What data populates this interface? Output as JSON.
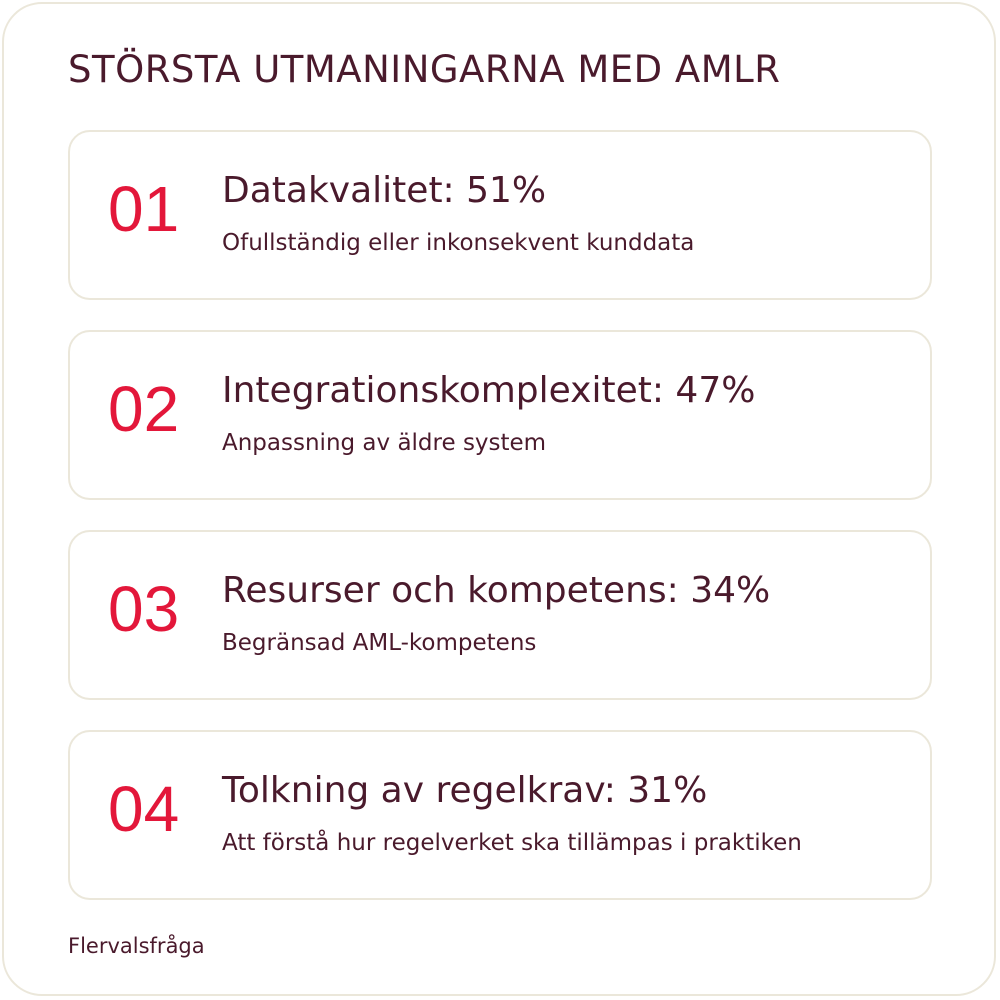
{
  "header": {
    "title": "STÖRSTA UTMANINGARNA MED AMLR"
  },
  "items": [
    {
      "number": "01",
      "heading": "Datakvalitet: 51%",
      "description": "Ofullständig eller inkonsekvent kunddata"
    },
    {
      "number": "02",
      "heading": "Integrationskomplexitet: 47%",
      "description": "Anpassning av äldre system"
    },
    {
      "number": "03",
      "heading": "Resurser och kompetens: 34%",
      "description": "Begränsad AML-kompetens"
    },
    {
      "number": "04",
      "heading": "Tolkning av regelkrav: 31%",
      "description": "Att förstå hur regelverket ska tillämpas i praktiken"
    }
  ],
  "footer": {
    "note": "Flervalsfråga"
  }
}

########################################

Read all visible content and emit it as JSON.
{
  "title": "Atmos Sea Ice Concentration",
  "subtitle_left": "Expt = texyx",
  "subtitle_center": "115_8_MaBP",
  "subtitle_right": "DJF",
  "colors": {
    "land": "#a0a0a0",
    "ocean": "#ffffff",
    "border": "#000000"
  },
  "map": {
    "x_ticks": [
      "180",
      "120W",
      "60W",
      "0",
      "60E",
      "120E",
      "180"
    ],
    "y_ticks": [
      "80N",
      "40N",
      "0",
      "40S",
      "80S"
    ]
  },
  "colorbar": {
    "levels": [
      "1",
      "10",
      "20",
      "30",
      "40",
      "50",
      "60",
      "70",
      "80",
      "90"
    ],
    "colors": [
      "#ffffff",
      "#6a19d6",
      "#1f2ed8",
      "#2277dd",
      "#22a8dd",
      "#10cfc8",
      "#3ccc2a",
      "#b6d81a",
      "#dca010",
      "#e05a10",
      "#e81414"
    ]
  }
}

########################################

## Task objective
Read the lines above. Gather those in which the string "number" is found.

## Answer for the task
      "number": "01",
      "number": "02",
      "number": "03",
      "number": "04",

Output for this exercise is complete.